Required task: Copy the data precisely, keeping every character.
** begin **
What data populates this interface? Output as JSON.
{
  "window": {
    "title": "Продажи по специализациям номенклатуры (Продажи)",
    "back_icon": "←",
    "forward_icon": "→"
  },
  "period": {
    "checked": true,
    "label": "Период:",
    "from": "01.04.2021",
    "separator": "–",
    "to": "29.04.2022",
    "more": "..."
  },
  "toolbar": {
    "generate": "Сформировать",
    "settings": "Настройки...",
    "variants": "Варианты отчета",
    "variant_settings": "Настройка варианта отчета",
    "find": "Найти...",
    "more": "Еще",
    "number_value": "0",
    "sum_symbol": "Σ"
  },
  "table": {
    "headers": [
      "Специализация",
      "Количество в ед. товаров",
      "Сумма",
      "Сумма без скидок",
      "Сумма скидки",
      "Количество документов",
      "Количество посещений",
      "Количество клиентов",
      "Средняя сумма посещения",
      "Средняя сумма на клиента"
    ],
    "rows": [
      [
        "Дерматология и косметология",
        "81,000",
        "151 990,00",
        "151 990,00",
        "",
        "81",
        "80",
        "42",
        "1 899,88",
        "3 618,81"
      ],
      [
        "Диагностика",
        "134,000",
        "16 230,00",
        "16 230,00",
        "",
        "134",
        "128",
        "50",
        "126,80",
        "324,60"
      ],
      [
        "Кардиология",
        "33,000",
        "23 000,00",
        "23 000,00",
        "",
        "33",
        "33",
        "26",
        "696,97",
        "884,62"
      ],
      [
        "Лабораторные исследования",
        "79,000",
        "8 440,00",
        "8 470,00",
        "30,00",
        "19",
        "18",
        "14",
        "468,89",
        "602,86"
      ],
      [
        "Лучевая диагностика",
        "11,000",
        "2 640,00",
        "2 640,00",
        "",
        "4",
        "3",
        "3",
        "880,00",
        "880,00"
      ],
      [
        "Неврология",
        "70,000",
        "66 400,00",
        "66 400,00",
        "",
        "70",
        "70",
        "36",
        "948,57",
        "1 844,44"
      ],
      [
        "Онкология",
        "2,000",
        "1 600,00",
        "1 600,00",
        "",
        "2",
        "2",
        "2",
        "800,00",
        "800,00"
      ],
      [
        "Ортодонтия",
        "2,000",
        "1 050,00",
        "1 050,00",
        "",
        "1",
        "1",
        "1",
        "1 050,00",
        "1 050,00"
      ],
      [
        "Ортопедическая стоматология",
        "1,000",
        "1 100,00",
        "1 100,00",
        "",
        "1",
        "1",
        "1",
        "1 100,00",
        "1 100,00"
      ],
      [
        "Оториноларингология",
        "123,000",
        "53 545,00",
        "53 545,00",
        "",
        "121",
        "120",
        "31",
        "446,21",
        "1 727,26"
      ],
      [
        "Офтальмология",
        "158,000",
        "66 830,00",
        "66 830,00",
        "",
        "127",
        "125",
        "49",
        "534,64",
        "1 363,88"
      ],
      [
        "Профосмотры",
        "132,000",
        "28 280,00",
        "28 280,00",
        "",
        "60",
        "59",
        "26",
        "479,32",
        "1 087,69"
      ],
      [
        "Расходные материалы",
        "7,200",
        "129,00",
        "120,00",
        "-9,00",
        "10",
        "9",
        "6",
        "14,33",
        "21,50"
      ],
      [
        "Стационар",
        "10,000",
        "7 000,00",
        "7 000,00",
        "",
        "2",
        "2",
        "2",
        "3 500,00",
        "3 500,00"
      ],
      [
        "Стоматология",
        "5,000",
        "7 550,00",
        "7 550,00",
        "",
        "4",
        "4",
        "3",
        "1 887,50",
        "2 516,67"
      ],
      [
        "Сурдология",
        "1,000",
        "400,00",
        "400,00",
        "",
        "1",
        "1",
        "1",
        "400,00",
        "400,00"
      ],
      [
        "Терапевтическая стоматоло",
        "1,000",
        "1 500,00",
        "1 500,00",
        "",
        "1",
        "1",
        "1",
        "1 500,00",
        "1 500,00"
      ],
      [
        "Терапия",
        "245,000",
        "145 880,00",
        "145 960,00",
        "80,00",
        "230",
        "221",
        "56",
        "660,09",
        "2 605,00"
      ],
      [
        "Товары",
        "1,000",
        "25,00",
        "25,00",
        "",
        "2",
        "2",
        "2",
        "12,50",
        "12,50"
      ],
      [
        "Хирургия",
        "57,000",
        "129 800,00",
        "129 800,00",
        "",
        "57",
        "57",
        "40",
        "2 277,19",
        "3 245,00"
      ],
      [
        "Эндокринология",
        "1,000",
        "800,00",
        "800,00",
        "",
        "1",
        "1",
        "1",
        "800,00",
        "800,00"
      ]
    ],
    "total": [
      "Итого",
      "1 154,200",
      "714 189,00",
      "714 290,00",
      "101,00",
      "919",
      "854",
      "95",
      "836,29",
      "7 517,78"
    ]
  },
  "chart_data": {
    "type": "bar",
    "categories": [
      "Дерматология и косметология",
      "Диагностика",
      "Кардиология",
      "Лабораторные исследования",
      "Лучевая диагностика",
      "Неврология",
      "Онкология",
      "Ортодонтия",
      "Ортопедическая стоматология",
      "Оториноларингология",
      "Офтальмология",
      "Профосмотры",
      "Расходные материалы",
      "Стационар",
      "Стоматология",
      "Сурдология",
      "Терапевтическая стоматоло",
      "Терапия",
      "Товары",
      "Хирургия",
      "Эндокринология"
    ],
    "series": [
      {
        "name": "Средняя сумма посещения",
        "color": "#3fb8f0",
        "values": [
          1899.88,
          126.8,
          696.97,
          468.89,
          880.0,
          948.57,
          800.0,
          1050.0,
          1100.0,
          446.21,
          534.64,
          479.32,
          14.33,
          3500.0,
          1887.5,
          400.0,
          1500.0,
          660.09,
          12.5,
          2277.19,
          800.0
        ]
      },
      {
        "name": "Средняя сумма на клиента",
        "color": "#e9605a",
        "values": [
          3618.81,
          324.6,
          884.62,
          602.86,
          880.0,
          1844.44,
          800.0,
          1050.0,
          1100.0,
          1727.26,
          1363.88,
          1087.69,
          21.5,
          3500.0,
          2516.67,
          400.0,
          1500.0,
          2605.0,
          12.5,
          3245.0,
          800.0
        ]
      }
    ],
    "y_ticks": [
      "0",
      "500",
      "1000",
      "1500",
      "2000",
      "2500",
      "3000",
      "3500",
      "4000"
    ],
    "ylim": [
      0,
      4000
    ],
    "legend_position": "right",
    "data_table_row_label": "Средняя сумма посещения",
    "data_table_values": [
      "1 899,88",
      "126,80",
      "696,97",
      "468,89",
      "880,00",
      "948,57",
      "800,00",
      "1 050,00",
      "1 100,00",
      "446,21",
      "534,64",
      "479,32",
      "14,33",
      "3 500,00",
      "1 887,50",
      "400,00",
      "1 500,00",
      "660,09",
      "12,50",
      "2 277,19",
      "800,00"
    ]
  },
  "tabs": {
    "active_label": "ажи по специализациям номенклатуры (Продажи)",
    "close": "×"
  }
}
** end **
Correct output:
What data populates this interface? Output as JSON.
{
  "window": {
    "title": "Продажи по специализациям номенклатуры (Продажи)",
    "back_icon": "←",
    "forward_icon": "→"
  },
  "period": {
    "checked": true,
    "label": "Период:",
    "from": "01.04.2021",
    "separator": "–",
    "to": "29.04.2022",
    "more": "..."
  },
  "toolbar": {
    "generate": "Сформировать",
    "settings": "Настройки...",
    "variants": "Варианты отчета",
    "variant_settings": "Настройка варианта отчета",
    "find": "Найти...",
    "more": "Еще",
    "number_value": "0",
    "sum_symbol": "Σ"
  },
  "table": {
    "headers": [
      "Специализация",
      "Количество в ед. товаров",
      "Сумма",
      "Сумма без скидок",
      "Сумма скидки",
      "Количество документов",
      "Количество посещений",
      "Количество клиентов",
      "Средняя сумма посещения",
      "Средняя сумма на клиента"
    ],
    "rows": [
      [
        "Дерматология и косметология",
        "81,000",
        "151 990,00",
        "151 990,00",
        "",
        "81",
        "80",
        "42",
        "1 899,88",
        "3 618,81"
      ],
      [
        "Диагностика",
        "134,000",
        "16 230,00",
        "16 230,00",
        "",
        "134",
        "128",
        "50",
        "126,80",
        "324,60"
      ],
      [
        "Кардиология",
        "33,000",
        "23 000,00",
        "23 000,00",
        "",
        "33",
        "33",
        "26",
        "696,97",
        "884,62"
      ],
      [
        "Лабораторные исследования",
        "79,000",
        "8 440,00",
        "8 470,00",
        "30,00",
        "19",
        "18",
        "14",
        "468,89",
        "602,86"
      ],
      [
        "Лучевая диагностика",
        "11,000",
        "2 640,00",
        "2 640,00",
        "",
        "4",
        "3",
        "3",
        "880,00",
        "880,00"
      ],
      [
        "Неврология",
        "70,000",
        "66 400,00",
        "66 400,00",
        "",
        "70",
        "70",
        "36",
        "948,57",
        "1 844,44"
      ],
      [
        "Онкология",
        "2,000",
        "1 600,00",
        "1 600,00",
        "",
        "2",
        "2",
        "2",
        "800,00",
        "800,00"
      ],
      [
        "Ортодонтия",
        "2,000",
        "1 050,00",
        "1 050,00",
        "",
        "1",
        "1",
        "1",
        "1 050,00",
        "1 050,00"
      ],
      [
        "Ортопедическая стоматология",
        "1,000",
        "1 100,00",
        "1 100,00",
        "",
        "1",
        "1",
        "1",
        "1 100,00",
        "1 100,00"
      ],
      [
        "Оториноларингология",
        "123,000",
        "53 545,00",
        "53 545,00",
        "",
        "121",
        "120",
        "31",
        "446,21",
        "1 727,26"
      ],
      [
        "Офтальмология",
        "158,000",
        "66 830,00",
        "66 830,00",
        "",
        "127",
        "125",
        "49",
        "534,64",
        "1 363,88"
      ],
      [
        "Профосмотры",
        "132,000",
        "28 280,00",
        "28 280,00",
        "",
        "60",
        "59",
        "26",
        "479,32",
        "1 087,69"
      ],
      [
        "Расходные материалы",
        "7,200",
        "129,00",
        "120,00",
        "-9,00",
        "10",
        "9",
        "6",
        "14,33",
        "21,50"
      ],
      [
        "Стационар",
        "10,000",
        "7 000,00",
        "7 000,00",
        "",
        "2",
        "2",
        "2",
        "3 500,00",
        "3 500,00"
      ],
      [
        "Стоматология",
        "5,000",
        "7 550,00",
        "7 550,00",
        "",
        "4",
        "4",
        "3",
        "1 887,50",
        "2 516,67"
      ],
      [
        "Сурдология",
        "1,000",
        "400,00",
        "400,00",
        "",
        "1",
        "1",
        "1",
        "400,00",
        "400,00"
      ],
      [
        "Терапевтическая стоматоло",
        "1,000",
        "1 500,00",
        "1 500,00",
        "",
        "1",
        "1",
        "1",
        "1 500,00",
        "1 500,00"
      ],
      [
        "Терапия",
        "245,000",
        "145 880,00",
        "145 960,00",
        "80,00",
        "230",
        "221",
        "56",
        "660,09",
        "2 605,00"
      ],
      [
        "Товары",
        "1,000",
        "25,00",
        "25,00",
        "",
        "2",
        "2",
        "2",
        "12,50",
        "12,50"
      ],
      [
        "Хирургия",
        "57,000",
        "129 800,00",
        "129 800,00",
        "",
        "57",
        "57",
        "40",
        "2 277,19",
        "3 245,00"
      ],
      [
        "Эндокринология",
        "1,000",
        "800,00",
        "800,00",
        "",
        "1",
        "1",
        "1",
        "800,00",
        "800,00"
      ]
    ],
    "total": [
      "Итого",
      "1 154,200",
      "714 189,00",
      "714 290,00",
      "101,00",
      "919",
      "854",
      "95",
      "836,29",
      "7 517,78"
    ]
  },
  "chart_data": {
    "type": "bar",
    "categories": [
      "Дерматология и косметология",
      "Диагностика",
      "Кардиология",
      "Лабораторные исследования",
      "Лучевая диагностика",
      "Неврология",
      "Онкология",
      "Ортодонтия",
      "Ортопедическая стоматология",
      "Оториноларингология",
      "Офтальмология",
      "Профосмотры",
      "Расходные материалы",
      "Стационар",
      "Стоматология",
      "Сурдология",
      "Терапевтическая стоматоло",
      "Терапия",
      "Товары",
      "Хирургия",
      "Эндокринология"
    ],
    "series": [
      {
        "name": "Средняя сумма посещения",
        "color": "#3fb8f0",
        "values": [
          1899.88,
          126.8,
          696.97,
          468.89,
          880.0,
          948.57,
          800.0,
          1050.0,
          1100.0,
          446.21,
          534.64,
          479.32,
          14.33,
          3500.0,
          1887.5,
          400.0,
          1500.0,
          660.09,
          12.5,
          2277.19,
          800.0
        ]
      },
      {
        "name": "Средняя сумма на клиента",
        "color": "#e9605a",
        "values": [
          3618.81,
          324.6,
          884.62,
          602.86,
          880.0,
          1844.44,
          800.0,
          1050.0,
          1100.0,
          1727.26,
          1363.88,
          1087.69,
          21.5,
          3500.0,
          2516.67,
          400.0,
          1500.0,
          2605.0,
          12.5,
          3245.0,
          800.0
        ]
      }
    ],
    "y_ticks": [
      "0",
      "500",
      "1000",
      "1500",
      "2000",
      "2500",
      "3000",
      "3500",
      "4000"
    ],
    "ylim": [
      0,
      4000
    ],
    "legend_position": "right",
    "data_table_row_label": "Средняя сумма посещения",
    "data_table_values": [
      "1 899,88",
      "126,80",
      "696,97",
      "468,89",
      "880,00",
      "948,57",
      "800,00",
      "1 050,00",
      "1 100,00",
      "446,21",
      "534,64",
      "479,32",
      "14,33",
      "3 500,00",
      "1 887,50",
      "400,00",
      "1 500,00",
      "660,09",
      "12,50",
      "2 277,19",
      "800,00"
    ]
  },
  "tabs": {
    "active_label": "ажи по специализациям номенклатуры (Продажи)",
    "close": "×"
  }
}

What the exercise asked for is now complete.